[Figure record listings]
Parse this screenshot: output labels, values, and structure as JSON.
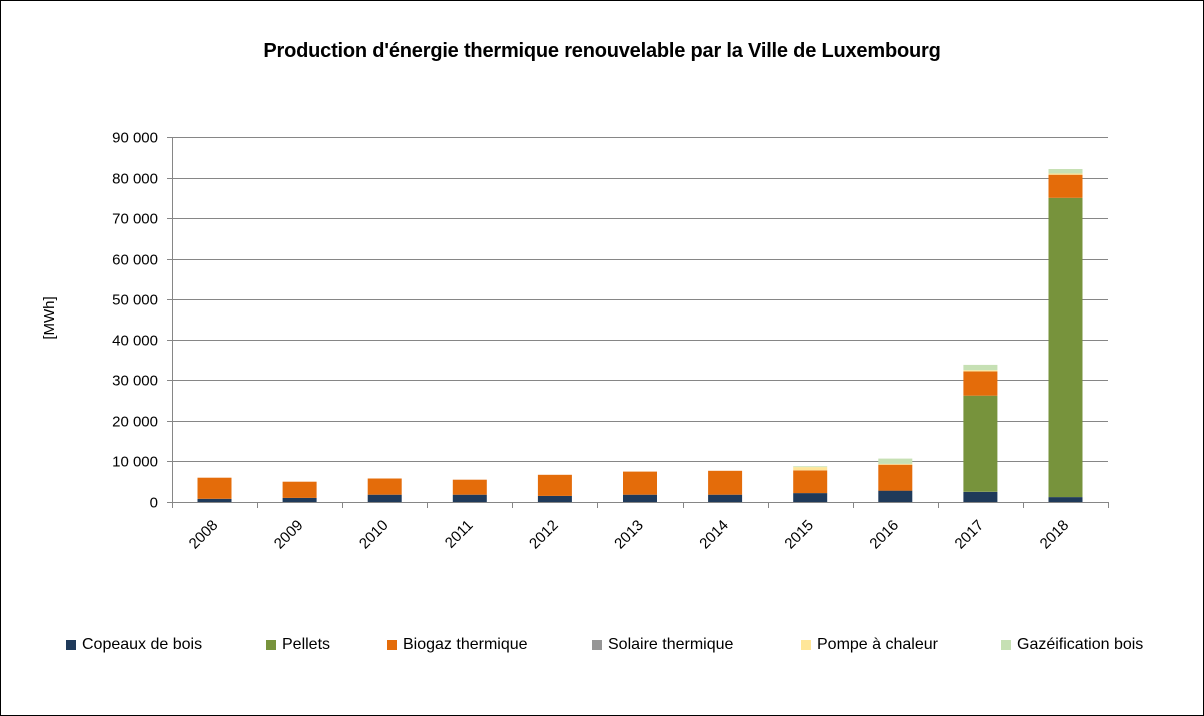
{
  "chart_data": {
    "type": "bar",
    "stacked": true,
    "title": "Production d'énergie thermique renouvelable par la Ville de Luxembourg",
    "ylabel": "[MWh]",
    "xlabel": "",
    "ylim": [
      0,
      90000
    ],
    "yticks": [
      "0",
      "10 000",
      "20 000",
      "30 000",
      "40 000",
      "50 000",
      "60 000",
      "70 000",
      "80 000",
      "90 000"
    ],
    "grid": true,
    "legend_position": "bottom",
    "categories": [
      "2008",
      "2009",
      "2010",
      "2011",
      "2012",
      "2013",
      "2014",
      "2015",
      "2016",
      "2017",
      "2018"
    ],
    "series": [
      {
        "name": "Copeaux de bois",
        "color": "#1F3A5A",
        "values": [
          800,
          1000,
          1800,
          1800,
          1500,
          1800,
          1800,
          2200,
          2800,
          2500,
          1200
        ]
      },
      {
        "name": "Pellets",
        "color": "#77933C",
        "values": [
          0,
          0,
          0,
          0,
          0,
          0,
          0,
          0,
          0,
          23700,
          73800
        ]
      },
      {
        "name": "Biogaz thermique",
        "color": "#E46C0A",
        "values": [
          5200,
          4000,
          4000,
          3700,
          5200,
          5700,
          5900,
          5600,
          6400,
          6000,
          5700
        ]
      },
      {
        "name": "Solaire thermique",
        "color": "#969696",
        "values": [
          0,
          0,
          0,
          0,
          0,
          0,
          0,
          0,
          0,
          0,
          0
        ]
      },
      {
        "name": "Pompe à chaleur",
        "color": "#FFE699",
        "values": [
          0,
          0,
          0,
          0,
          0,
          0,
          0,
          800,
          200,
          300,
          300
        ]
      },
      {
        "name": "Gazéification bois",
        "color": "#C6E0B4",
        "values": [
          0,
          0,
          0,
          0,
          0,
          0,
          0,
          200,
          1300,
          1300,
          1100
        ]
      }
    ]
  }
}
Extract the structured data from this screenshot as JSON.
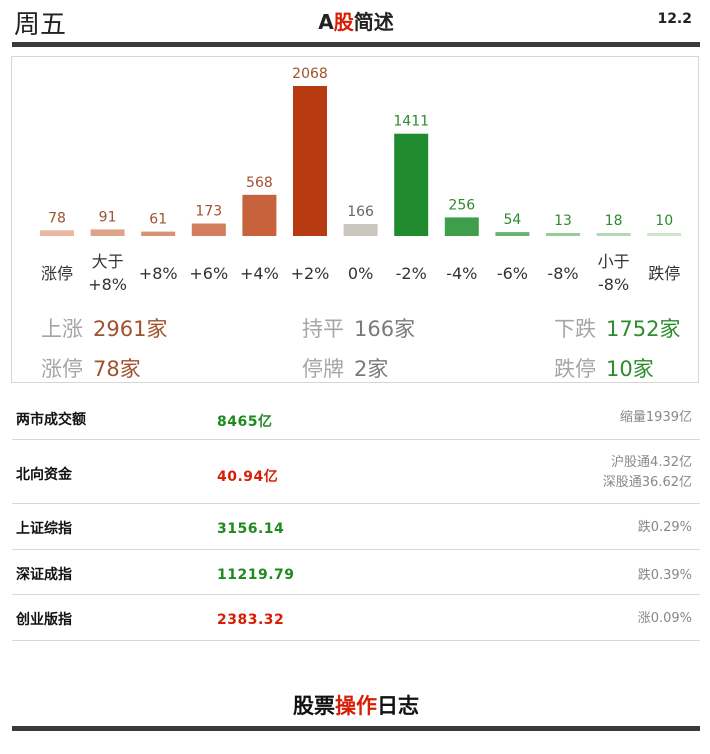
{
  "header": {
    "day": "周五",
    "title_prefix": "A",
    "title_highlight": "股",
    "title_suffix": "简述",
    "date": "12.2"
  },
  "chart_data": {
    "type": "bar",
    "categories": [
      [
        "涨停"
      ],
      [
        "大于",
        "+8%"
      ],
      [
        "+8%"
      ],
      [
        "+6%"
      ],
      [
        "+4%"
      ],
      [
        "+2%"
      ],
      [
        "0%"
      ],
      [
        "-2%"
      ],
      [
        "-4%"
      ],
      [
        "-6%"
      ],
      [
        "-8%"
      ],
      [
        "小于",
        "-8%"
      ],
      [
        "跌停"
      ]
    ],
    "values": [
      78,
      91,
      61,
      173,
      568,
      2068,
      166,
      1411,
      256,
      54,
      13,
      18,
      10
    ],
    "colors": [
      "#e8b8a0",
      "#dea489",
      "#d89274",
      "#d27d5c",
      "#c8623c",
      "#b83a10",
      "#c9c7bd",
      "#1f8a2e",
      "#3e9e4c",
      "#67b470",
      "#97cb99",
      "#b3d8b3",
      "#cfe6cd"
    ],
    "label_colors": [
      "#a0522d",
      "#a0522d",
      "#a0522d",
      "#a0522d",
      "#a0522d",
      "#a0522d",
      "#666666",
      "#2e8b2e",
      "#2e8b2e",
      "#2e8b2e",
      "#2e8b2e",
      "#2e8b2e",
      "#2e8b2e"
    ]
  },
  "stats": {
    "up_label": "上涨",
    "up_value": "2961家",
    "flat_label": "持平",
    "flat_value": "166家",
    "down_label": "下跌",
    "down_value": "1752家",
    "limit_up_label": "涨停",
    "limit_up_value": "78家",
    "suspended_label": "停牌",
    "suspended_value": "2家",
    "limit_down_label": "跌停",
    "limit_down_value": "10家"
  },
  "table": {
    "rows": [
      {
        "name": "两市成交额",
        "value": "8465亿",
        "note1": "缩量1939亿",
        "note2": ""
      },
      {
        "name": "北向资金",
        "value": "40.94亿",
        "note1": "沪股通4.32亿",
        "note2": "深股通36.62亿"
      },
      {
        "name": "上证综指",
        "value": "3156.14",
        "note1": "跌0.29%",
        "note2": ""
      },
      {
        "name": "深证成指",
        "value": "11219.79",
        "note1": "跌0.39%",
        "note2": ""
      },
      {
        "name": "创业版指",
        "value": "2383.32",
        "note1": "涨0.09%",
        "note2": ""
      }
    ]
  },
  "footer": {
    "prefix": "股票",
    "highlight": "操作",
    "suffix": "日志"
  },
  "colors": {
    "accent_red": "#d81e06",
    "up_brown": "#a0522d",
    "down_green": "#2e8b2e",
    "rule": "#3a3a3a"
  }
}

→ GOAL
Your task is to copy the entries in full and exactly, without any images.

→ RIGHT ANSWER
Parse this screenshot: output labels, values, and structure as JSON.
{
  "chart_data": {
    "type": "bar",
    "stacked": true,
    "title": "Production d'énergie thermique renouvelable par la Ville de Luxembourg",
    "ylabel": "[MWh]",
    "xlabel": "",
    "ylim": [
      0,
      90000
    ],
    "yticks": [
      "0",
      "10 000",
      "20 000",
      "30 000",
      "40 000",
      "50 000",
      "60 000",
      "70 000",
      "80 000",
      "90 000"
    ],
    "grid": true,
    "legend_position": "bottom",
    "categories": [
      "2008",
      "2009",
      "2010",
      "2011",
      "2012",
      "2013",
      "2014",
      "2015",
      "2016",
      "2017",
      "2018"
    ],
    "series": [
      {
        "name": "Copeaux de bois",
        "color": "#1F3A5A",
        "values": [
          800,
          1000,
          1800,
          1800,
          1500,
          1800,
          1800,
          2200,
          2800,
          2500,
          1200
        ]
      },
      {
        "name": "Pellets",
        "color": "#77933C",
        "values": [
          0,
          0,
          0,
          0,
          0,
          0,
          0,
          0,
          0,
          23700,
          73800
        ]
      },
      {
        "name": "Biogaz thermique",
        "color": "#E46C0A",
        "values": [
          5200,
          4000,
          4000,
          3700,
          5200,
          5700,
          5900,
          5600,
          6400,
          6000,
          5700
        ]
      },
      {
        "name": "Solaire thermique",
        "color": "#969696",
        "values": [
          0,
          0,
          0,
          0,
          0,
          0,
          0,
          0,
          0,
          0,
          0
        ]
      },
      {
        "name": "Pompe à chaleur",
        "color": "#FFE699",
        "values": [
          0,
          0,
          0,
          0,
          0,
          0,
          0,
          800,
          200,
          300,
          300
        ]
      },
      {
        "name": "Gazéification bois",
        "color": "#C6E0B4",
        "values": [
          0,
          0,
          0,
          0,
          0,
          0,
          0,
          200,
          1300,
          1300,
          1100
        ]
      }
    ]
  }
}
Extract the structured data from this screenshot as JSON.
{
  "header": {
    "day": "周五",
    "title_prefix": "A",
    "title_highlight": "股",
    "title_suffix": "简述",
    "date": "12.2"
  },
  "chart_data": {
    "type": "bar",
    "categories": [
      [
        "涨停"
      ],
      [
        "大于",
        "+8%"
      ],
      [
        "+8%"
      ],
      [
        "+6%"
      ],
      [
        "+4%"
      ],
      [
        "+2%"
      ],
      [
        "0%"
      ],
      [
        "-2%"
      ],
      [
        "-4%"
      ],
      [
        "-6%"
      ],
      [
        "-8%"
      ],
      [
        "小于",
        "-8%"
      ],
      [
        "跌停"
      ]
    ],
    "values": [
      78,
      91,
      61,
      173,
      568,
      2068,
      166,
      1411,
      256,
      54,
      13,
      18,
      10
    ],
    "colors": [
      "#e8b8a0",
      "#dea489",
      "#d89274",
      "#d27d5c",
      "#c8623c",
      "#b83a10",
      "#c9c7bd",
      "#1f8a2e",
      "#3e9e4c",
      "#67b470",
      "#97cb99",
      "#b3d8b3",
      "#cfe6cd"
    ],
    "label_colors": [
      "#a0522d",
      "#a0522d",
      "#a0522d",
      "#a0522d",
      "#a0522d",
      "#a0522d",
      "#666666",
      "#2e8b2e",
      "#2e8b2e",
      "#2e8b2e",
      "#2e8b2e",
      "#2e8b2e",
      "#2e8b2e"
    ]
  },
  "stats": {
    "up_label": "上涨",
    "up_value": "2961家",
    "flat_label": "持平",
    "flat_value": "166家",
    "down_label": "下跌",
    "down_value": "1752家",
    "limit_up_label": "涨停",
    "limit_up_value": "78家",
    "suspended_label": "停牌",
    "suspended_value": "2家",
    "limit_down_label": "跌停",
    "limit_down_value": "10家"
  },
  "table": {
    "rows": [
      {
        "name": "两市成交额",
        "value": "8465亿",
        "note1": "缩量1939亿",
        "note2": ""
      },
      {
        "name": "北向资金",
        "value": "40.94亿",
        "note1": "沪股通4.32亿",
        "note2": "深股通36.62亿"
      },
      {
        "name": "上证综指",
        "value": "3156.14",
        "note1": "跌0.29%",
        "note2": ""
      },
      {
        "name": "深证成指",
        "value": "11219.79",
        "note1": "跌0.39%",
        "note2": ""
      },
      {
        "name": "创业版指",
        "value": "2383.32",
        "note1": "涨0.09%",
        "note2": ""
      }
    ]
  },
  "footer": {
    "prefix": "股票",
    "highlight": "操作",
    "suffix": "日志"
  },
  "colors": {
    "accent_red": "#d81e06",
    "up_brown": "#a0522d",
    "down_green": "#2e8b2e",
    "rule": "#3a3a3a"
  }
}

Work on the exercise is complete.